Give back exactly the lines starting at the one with "Read this page and output its text content." and ending at the last line of the data below. Pictures are not part of the copy.

==============================

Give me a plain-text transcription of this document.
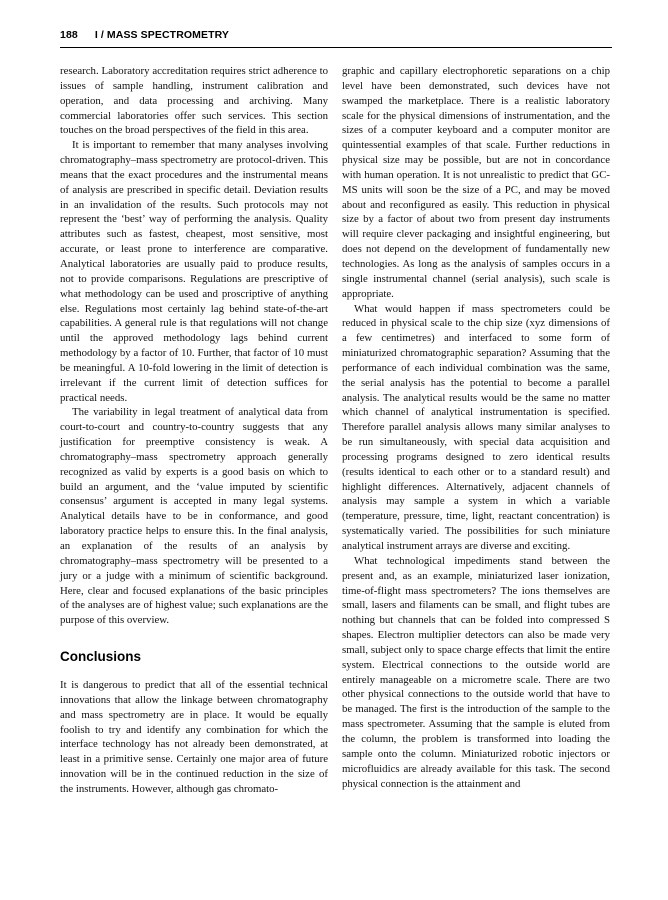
188 I / MASS SPECTROMETRY

research. Laboratory accreditation requires strict adherence to issues of sample handling, instrument calibration and operation, and data processing and archiving. Many commercial laboratories offer such services. This section touches on the broad perspectives of the field in this area.

It is important to remember that many analyses involving chromatography–mass spectrometry are protocol-driven. This means that the exact procedures and the instrumental means of analysis are prescribed in specific detail. Deviation results in an invalidation of the results. Such protocols may not represent the ‘best’ way of performing the analysis. Quality attributes such as fastest, cheapest, most sensitive, most accurate, or least prone to interference are comparative. Analytical laboratories are usually paid to produce results, not to provide comparisons. Regulations are prescriptive of what methodology can be used and proscriptive of anything else. Regulations most certainly lag behind state-of-the-art capabilities. A general rule is that regulations will not change until the approved methodology lags behind current methodology by a factor of 10. Further, that factor of 10 must be meaningful. A 10-fold lowering in the limit of detection is irrelevant if the current limit of detection suffices for practical needs.

The variability in legal treatment of analytical data from court-to-court and country-to-country suggests that any justification for preemptive consistency is weak. A chromatography–mass spectrometry approach generally recognized as valid by experts is a good basis on which to build an argument, and the ‘value imputed by scientific consensus’ argument is accepted in many legal systems. Analytical details have to be in conformance, and good laboratory practice helps to ensure this. In the final analysis, an explanation of the results of an analysis by chromatography–mass spectrometry will be presented to a jury or a judge with a minimum of scientific background. Here, clear and focused explanations of the basic principles of the analyses are of highest value; such explanations are the purpose of this overview.

Conclusions

It is dangerous to predict that all of the essential technical innovations that allow the linkage between chromatography and mass spectrometry are in place. It would be equally foolish to try and identify any combination for which the interface technology has not already been demonstrated, at least in a primitive sense. Certainly one major area of future innovation will be in the continued reduction in the size of the instruments. However, although gas chromato-

graphic and capillary electrophoretic separations on a chip level have been demonstrated, such devices have not swamped the marketplace. There is a realistic laboratory scale for the physical dimensions of instrumentation, and the sizes of a computer keyboard and a computer monitor are quintessential examples of that scale. Further reductions in physical size may be possible, but are not in concordance with human operation. It is not unrealistic to predict that GC-MS units will soon be the size of a PC, and may be moved about and reconfigured as easily. This reduction in physical size by a factor of about two from present day instruments will require clever packaging and insightful engineering, but does not depend on the development of fundamentally new technologies. As long as the analysis of samples occurs in a single instrumental channel (serial analysis), such scale is appropriate.

What would happen if mass spectrometers could be reduced in physical scale to the chip size (xyz dimensions of a few centimetres) and interfaced to some form of miniaturized chromatographic separation? Assuming that the performance of each individual combination was the same, the serial analysis has the potential to become a parallel analysis. The analytical results would be the same no matter which channel of analytical instrumentation is specified. Therefore parallel analysis allows many similar analyses to be run simultaneously, with special data acquisition and processing programs designed to zero identical results (results identical to each other or to a standard result) and highlight differences. Alternatively, adjacent channels of analysis may sample a system in which a variable (temperature, pressure, time, light, reactant concentration) is systematically varied. The possibilities for such miniature analytical instrument arrays are diverse and exciting.

What technological impediments stand between the present and, as an example, miniaturized laser ionization, time-of-flight mass spectrometers? The ions themselves are small, lasers and filaments can be small, and flight tubes are nothing but channels that can be folded into compressed S shapes. Electron multiplier detectors can also be made very small, subject only to space charge effects that limit the entire system. Electrical connections to the outside world are entirely manageable on a micrometre scale. There are two other physical connections to the outside world that have to be managed. The first is the introduction of the sample to the mass spectrometer. Assuming that the sample is eluted from the column, the problem is transformed into loading the sample onto the column. Miniaturized robotic injectors or microfluidics are already available for this task. The second physical connection is the attainment and
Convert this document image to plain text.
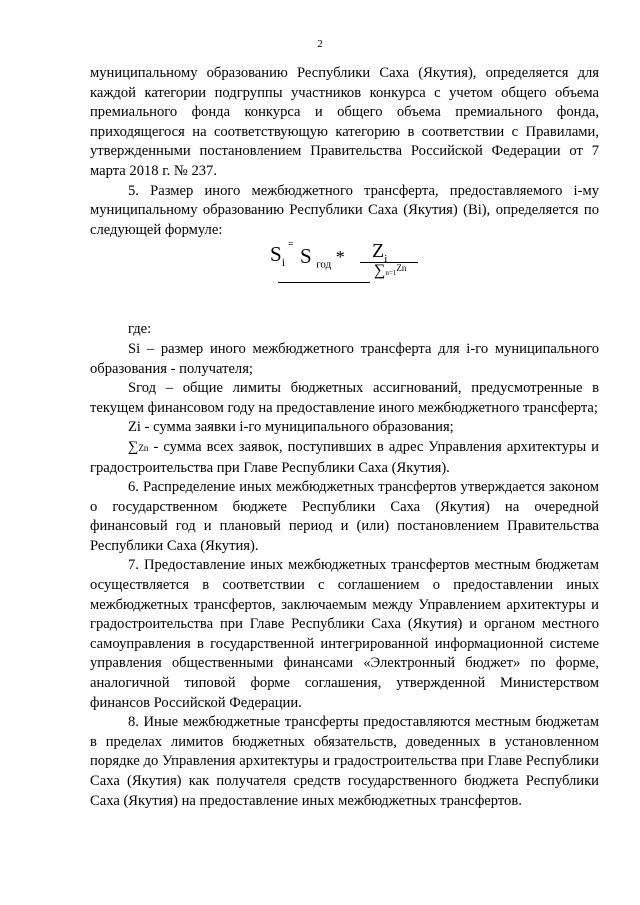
2

муниципальному образованию Республики Саха (Якутия), определяется для каждой категории подгруппы участников конкурса с учетом общего объема премиального фонда конкурса и общего объема премиального фонда, приходящегося на соответствующую категорию в соответствии с Правилами, утвержденными постановлением Правительства Российской Федерации от 7 марта 2018 г. № 237.

5. Размер иного межбюджетного трансферта, предоставляемого i-му муниципальному образованию Республики Саха (Якутия) (Bi), определяется по следующей формуле:

$S_i$
= S $_{год} * Z_i$
$\sum n=1^{Zn}$

где:

Si – размер иного межбюджетного трансферта для i-го муниципального образования - получателя;

Sгод – общие лимиты бюджетных ассигнований, предусмотренные в текущем финансовом году на предоставление иного межбюджетного трансферта;

Zi - сумма заявки i-го муниципального образования;

∑Zn - сумма всех заявок, поступивших в адрес Управления архитектуры и градостроительства при Главе Республики Саха (Якутия).

6. Распределение иных межбюджетных трансфертов утверждается законом о государственном бюджете Республики Саха (Якутия) на очередной финансовый год и плановый период и (или) постановлением Правительства Республики Саха (Якутия).

7. Предоставление иных межбюджетных трансфертов местным бюджетам осуществляется в соответствии с соглашением о предоставлении иных межбюджетных трансфертов, заключаемым между Управлением архитектуры и градостроительства при Главе Республики Саха (Якутия) и органом местного самоуправления в государственной интегрированной информационной системе управления общественными финансами «Электронный бюджет» по форме, аналогичной типовой форме соглашения, утвержденной Министерством финансов Российской Федерации.

8. Иные межбюджетные трансферты предоставляются местным бюджетам в пределах лимитов бюджетных обязательств, доведенных в установленном порядке до Управления архитектуры и градостроительства при Главе Республики Саха (Якутия) как получателя средств государственного бюджета Республики Саха (Якутия) на предоставление иных межбюджетных трансфертов.
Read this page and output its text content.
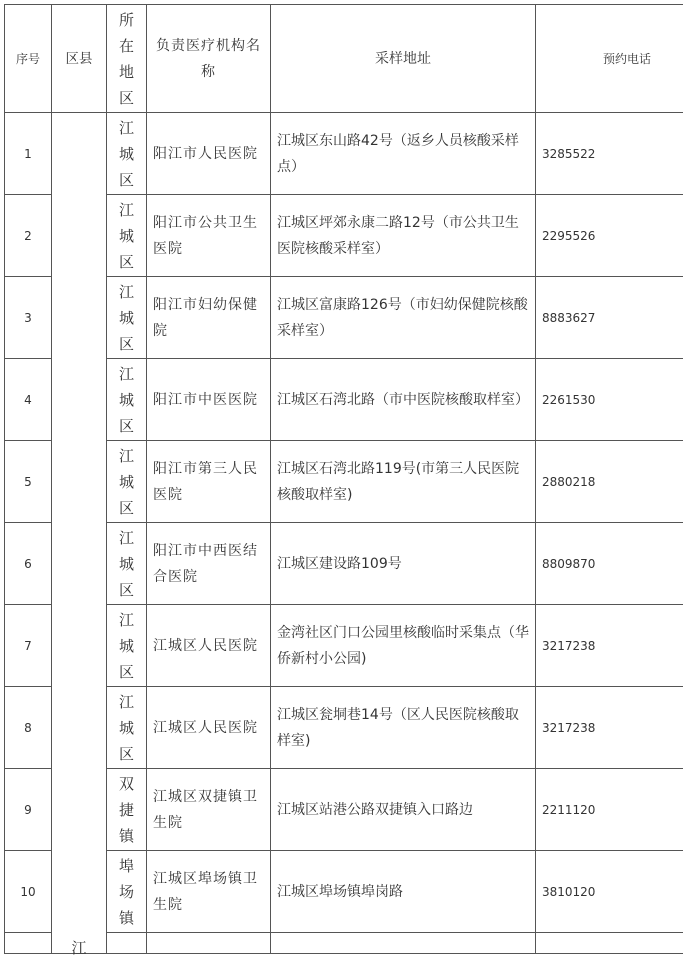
序号	区县	所在地区	负责医疗机构名称	采样地址	预约电话
1	江	江城区	阳江市人民医院	江城区东山路42号（返乡人员核酸采样点）	3285522
2		江城区	阳江市公共卫生医院	江城区坪郊永康二路12号（市公共卫生医院核酸采样室）	2295526
3		江城区	阳江市妇幼保健院	江城区富康路126号（市妇幼保健院核酸采样室）	8883627
4		江城区	阳江市中医医院	江城区石湾北路（市中医院核酸取样室）	2261530
5		江城区	阳江市第三人民医院	江城区石湾北路119号(市第三人民医院核酸取样室)	2880218
6		江城区	阳江市中西医结合医院	江城区建设路109号	8809870
7		江城区	江城区人民医院	金湾社区门口公园里核酸临时采集点（华侨新村小公园)	3217238
8		江城区	江城区人民医院	江城区瓮垌巷14号（区人民医院核酸取样室)	3217238
9		双捷镇	江城区双捷镇卫生院	江城区站港公路双捷镇入口路边	2211120
10		埠场镇	江城区埠场镇卫生院	江城区埠场镇埠岗路	3810120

==============================

→ **Task answer**:
Read this page and output its text content.
序号	区县	所在地区	负责医疗机构名称	采样地址	预约电话
1	江	江城区	阳江市人民医院	江城区东山路42号（返乡人员核酸采样点）	3285522
2		江城区	阳江市公共卫生医院	江城区坪郊永康二路12号（市公共卫生医院核酸采样室）	2295526
3		江城区	阳江市妇幼保健院	江城区富康路126号（市妇幼保健院核酸采样室）	8883627
4		江城区	阳江市中医医院	江城区石湾北路（市中医院核酸取样室）	2261530
5		江城区	阳江市第三人民医院	江城区石湾北路119号(市第三人民医院核酸取样室)	2880218
6		江城区	阳江市中西医结合医院	江城区建设路109号	8809870
7		江城区	江城区人民医院	金湾社区门口公园里核酸临时采集点（华侨新村小公园)	3217238
8		江城区	江城区人民医院	江城区瓮垌巷14号（区人民医院核酸取样室)	3217238
9		双捷镇	江城区双捷镇卫生院	江城区站港公路双捷镇入口路边	2211120
10		埠场镇	江城区埠场镇卫生院	江城区埠场镇埠岗路	3810120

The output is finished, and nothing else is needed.